[[ TEXT UNDER STUDY open ]]
HISTORIC INTERIORS are having a moment. “Before, what was soothing was a house with white walls and no furniture and modern construction,” Helena Hambrecht recently told Vox, “and now what’s soothing is a house from the 1840s with dark paintings on the walls.” Hambrecht is co-founder of Haus, a swanky line of apéritifs marketed with pictures of friends enjoying themselves in a homey, retro-styled living room. The name, of course, is German for house. “It seems like there’s this metashift happening,” she continued, “from cool, minimal, and internet-y to in-person, maximalist, and cozy.” The new focus on interiors is a shift inward.

Residents of Historic New Castle have been filling their houses with old things and good company for well over a century. Before it became a museum in 1976, Lydia and Philip Laird’s Read House was a crown jewel of the social circuit. Pictures of its gracious interiors turned up in magazines from Town & Country to Ladies’ Home Journal. But after 45 years of period rooms, preservation, and stories about George Read the attorney or Silvia Rice the cook, it’s easy to lose touch with the present moment. Space and place have a spiritual dimension. Being inside the house, with its high ceilings and long afternoon sunbeams, inspires people.
[[ TEXT UNDER STUDY closed ]]
[[ DATASET open ]]
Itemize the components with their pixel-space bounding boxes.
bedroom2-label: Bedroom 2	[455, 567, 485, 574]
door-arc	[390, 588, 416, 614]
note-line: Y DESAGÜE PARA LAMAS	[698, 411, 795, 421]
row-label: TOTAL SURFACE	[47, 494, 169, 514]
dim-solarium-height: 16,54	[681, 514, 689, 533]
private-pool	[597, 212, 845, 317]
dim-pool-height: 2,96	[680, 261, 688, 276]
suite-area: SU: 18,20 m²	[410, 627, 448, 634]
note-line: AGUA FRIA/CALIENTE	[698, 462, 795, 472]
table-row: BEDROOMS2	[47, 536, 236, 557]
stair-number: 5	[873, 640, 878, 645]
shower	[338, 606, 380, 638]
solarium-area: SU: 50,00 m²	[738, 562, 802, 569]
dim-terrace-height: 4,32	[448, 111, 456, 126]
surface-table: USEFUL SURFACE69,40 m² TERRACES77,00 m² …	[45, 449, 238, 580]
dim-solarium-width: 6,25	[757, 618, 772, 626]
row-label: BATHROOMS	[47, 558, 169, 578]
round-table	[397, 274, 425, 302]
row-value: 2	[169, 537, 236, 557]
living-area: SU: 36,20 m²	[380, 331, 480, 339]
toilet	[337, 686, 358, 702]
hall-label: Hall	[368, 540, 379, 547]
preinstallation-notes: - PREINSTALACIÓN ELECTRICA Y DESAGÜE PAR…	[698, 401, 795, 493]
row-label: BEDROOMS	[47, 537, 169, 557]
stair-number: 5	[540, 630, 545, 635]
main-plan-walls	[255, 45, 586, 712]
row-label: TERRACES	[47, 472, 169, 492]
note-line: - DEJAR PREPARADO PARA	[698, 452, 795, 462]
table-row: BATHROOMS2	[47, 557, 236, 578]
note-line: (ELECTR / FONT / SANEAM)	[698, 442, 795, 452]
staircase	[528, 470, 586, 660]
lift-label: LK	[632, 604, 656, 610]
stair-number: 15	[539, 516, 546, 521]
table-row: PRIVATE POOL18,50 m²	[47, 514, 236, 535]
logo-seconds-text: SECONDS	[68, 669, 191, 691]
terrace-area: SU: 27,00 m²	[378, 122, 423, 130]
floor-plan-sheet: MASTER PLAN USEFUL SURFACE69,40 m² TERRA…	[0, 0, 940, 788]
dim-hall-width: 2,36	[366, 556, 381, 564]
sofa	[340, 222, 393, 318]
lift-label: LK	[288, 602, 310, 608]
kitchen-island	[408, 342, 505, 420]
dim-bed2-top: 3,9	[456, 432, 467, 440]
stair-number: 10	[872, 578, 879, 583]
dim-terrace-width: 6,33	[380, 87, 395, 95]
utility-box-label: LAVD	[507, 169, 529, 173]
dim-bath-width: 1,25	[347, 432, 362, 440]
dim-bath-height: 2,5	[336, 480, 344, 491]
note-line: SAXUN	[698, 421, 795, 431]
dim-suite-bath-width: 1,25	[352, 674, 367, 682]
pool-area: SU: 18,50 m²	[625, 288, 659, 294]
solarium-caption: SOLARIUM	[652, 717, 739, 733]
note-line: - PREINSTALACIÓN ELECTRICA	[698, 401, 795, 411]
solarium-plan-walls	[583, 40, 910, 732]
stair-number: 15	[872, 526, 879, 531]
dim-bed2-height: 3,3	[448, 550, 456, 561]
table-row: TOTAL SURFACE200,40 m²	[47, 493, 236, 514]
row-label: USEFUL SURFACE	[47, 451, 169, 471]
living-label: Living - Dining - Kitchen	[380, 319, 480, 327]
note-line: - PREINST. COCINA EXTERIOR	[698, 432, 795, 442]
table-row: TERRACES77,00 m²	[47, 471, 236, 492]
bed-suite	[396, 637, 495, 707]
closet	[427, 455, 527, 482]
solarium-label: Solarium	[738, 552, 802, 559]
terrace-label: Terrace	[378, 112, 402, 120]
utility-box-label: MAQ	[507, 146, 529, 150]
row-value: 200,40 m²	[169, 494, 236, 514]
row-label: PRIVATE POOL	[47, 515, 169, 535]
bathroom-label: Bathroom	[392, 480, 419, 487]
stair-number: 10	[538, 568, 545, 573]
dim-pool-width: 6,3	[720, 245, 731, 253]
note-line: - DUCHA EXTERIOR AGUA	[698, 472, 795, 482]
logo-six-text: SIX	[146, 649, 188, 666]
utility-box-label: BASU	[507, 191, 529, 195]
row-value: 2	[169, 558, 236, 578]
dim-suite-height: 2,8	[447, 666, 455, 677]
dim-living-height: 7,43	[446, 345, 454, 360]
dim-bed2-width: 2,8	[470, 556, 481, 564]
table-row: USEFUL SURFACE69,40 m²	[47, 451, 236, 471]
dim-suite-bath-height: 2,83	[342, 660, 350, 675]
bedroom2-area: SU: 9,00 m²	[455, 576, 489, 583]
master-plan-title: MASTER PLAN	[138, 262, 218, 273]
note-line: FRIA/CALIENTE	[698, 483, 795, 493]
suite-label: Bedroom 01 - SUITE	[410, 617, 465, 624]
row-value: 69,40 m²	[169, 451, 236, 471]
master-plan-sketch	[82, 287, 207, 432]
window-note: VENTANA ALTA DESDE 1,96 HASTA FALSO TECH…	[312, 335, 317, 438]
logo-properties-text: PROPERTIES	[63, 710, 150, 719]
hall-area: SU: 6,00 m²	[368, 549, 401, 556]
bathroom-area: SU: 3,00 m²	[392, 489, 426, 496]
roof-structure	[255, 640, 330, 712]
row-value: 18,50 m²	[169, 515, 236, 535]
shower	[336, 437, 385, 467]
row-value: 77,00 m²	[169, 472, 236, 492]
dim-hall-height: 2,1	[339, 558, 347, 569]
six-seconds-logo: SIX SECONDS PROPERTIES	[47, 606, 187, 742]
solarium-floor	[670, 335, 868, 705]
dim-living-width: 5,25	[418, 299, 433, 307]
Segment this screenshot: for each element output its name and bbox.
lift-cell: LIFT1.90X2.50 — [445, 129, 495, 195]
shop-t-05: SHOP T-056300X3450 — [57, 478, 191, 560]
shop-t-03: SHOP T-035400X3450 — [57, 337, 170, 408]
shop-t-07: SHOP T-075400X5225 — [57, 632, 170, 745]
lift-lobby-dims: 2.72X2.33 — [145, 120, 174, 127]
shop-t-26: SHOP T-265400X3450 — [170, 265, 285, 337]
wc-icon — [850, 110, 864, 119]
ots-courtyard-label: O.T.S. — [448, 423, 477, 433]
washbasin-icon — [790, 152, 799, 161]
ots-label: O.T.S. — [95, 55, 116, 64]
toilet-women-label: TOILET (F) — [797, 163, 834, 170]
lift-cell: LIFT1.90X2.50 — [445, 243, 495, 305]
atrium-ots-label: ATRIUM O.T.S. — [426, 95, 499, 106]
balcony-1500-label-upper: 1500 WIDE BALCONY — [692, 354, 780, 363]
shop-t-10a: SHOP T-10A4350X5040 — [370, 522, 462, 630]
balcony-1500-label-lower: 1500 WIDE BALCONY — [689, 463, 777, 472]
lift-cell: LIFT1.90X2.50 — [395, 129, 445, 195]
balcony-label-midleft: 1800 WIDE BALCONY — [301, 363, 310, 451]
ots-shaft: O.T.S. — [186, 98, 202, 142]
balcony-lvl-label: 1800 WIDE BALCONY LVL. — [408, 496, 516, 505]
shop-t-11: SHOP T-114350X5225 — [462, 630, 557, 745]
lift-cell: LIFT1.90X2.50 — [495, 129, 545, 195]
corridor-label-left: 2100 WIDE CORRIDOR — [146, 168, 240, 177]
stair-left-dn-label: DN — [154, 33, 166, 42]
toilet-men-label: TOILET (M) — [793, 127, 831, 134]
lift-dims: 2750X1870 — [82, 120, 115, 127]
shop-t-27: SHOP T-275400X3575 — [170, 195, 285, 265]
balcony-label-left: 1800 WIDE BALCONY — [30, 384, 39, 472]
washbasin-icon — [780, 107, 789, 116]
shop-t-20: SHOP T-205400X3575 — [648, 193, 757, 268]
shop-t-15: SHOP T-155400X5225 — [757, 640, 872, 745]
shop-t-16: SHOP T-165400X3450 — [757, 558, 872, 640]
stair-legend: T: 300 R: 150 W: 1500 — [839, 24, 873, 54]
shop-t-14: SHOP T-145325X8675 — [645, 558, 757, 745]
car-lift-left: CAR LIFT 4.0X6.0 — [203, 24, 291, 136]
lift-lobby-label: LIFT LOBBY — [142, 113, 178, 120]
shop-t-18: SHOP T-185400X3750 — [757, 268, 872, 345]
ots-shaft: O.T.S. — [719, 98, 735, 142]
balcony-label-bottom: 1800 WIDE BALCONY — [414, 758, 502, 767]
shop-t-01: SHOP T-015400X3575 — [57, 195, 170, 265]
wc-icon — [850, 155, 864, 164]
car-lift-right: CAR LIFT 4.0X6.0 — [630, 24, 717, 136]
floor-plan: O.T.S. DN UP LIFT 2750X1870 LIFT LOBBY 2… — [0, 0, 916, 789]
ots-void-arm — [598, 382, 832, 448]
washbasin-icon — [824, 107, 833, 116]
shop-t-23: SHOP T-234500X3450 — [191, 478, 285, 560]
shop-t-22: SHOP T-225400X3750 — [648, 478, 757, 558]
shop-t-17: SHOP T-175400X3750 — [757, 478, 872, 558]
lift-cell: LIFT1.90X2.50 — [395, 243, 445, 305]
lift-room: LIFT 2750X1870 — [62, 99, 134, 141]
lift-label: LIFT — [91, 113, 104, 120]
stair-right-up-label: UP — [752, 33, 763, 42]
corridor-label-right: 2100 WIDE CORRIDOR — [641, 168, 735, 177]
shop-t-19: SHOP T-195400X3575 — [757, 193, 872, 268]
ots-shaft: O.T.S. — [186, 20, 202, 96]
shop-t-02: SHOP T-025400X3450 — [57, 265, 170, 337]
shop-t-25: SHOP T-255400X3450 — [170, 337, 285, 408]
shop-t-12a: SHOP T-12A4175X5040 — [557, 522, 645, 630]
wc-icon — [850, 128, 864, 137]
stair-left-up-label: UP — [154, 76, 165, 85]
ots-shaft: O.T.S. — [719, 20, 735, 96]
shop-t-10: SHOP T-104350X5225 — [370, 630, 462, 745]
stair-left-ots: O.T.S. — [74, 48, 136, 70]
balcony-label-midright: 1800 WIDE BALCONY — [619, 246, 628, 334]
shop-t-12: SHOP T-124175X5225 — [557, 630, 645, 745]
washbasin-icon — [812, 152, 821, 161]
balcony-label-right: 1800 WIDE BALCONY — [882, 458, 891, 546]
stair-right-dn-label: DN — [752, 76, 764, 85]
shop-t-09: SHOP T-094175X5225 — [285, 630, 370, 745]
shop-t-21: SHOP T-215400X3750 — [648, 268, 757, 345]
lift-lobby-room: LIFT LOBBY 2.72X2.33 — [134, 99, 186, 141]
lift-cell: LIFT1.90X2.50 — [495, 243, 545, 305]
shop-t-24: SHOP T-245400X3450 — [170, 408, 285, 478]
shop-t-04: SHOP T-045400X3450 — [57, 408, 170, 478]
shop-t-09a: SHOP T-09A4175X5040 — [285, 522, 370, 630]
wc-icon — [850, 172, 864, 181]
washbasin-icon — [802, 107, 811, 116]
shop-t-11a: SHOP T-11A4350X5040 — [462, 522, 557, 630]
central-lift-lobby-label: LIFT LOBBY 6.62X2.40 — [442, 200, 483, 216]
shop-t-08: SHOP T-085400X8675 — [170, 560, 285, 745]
[[ DATASET closed ]]
* REQUIRED ACTION 1 *
Name every person mentioned by name in the passage on historic interiors.
* REQUIRED ACTION 2 *
Please carry on the passage on historic interiors, starting right after its final sentence.
The records come from a separate source and have no connection to the text.

* EXERCISE RESPONSE 1 *
Helena Hambrecht, Lydia Laird, Philip Laird, George Read, Silvia Rice

* EXERCISE RESPONSE 2 *
On March 27, we’re opening a new exhibition called #INSPO: 135 Years of Photographs and Miniature Rooms Inspired by Historic Interiors. The title is a nod to Instagram’s role in bringing old things back into focus. Hashtags are a way for people to find each other and to discover new things and places. With the perfection of smartphone cameras and the rise of visual culture, design history has developed a sprawling online community. The internet has not so much gone away as grown up. We use it to help process and share our material experiences, and then, increasingly, we turn back to the analog world in search of more. The boundaries between our phones and the world around us have all but disappeared.

Part of the exhibition puts new photography side-by-side with images from old magazines, books, and family scrapbooks. We’ve invited photographers and models to stage their own creative shoots inside the house, giving them a rare level of access and curatorial support. The results are a stunning display of talent, and they also reflect a wide spectrum of identities and experiences. The same could be said of our predecessors’ pictures. The Read House was already a revered landmark when the earliest photographs were taken in the 1880s. But how it was staged and captured then, compared with the 1920s or the 1990s, varies just as widely.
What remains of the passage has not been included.